**PROBLEM DESCRIPTION**. Select the lines that hold the word "Budget" and copy each one.

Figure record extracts
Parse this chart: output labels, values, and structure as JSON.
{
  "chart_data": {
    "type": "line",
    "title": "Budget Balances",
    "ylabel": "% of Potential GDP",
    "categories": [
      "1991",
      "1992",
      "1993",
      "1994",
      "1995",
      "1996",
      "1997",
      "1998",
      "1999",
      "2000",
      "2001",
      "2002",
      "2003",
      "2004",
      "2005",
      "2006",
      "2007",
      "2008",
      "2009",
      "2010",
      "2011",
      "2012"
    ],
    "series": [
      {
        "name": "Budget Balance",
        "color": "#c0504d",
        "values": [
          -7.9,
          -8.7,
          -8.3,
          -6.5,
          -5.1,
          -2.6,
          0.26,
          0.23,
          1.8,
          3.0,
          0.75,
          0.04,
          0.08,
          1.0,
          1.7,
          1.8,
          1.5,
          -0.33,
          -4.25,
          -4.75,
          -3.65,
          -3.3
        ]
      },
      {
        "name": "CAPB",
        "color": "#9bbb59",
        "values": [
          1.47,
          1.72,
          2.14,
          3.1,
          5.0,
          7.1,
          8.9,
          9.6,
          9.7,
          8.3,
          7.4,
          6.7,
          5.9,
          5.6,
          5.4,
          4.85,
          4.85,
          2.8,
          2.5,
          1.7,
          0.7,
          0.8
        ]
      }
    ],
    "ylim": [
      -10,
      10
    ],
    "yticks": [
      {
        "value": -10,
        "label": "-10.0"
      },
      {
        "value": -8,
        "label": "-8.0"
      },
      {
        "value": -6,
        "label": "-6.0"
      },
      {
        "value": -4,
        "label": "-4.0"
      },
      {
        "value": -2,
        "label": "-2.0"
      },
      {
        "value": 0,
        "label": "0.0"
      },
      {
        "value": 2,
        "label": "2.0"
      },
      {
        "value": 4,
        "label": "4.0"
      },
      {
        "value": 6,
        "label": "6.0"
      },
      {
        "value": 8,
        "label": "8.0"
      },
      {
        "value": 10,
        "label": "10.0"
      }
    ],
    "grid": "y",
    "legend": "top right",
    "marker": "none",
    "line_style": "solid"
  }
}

**ANSWER IN FULL**.
    "title": "Budget Balances",
        "name": "Budget Balance",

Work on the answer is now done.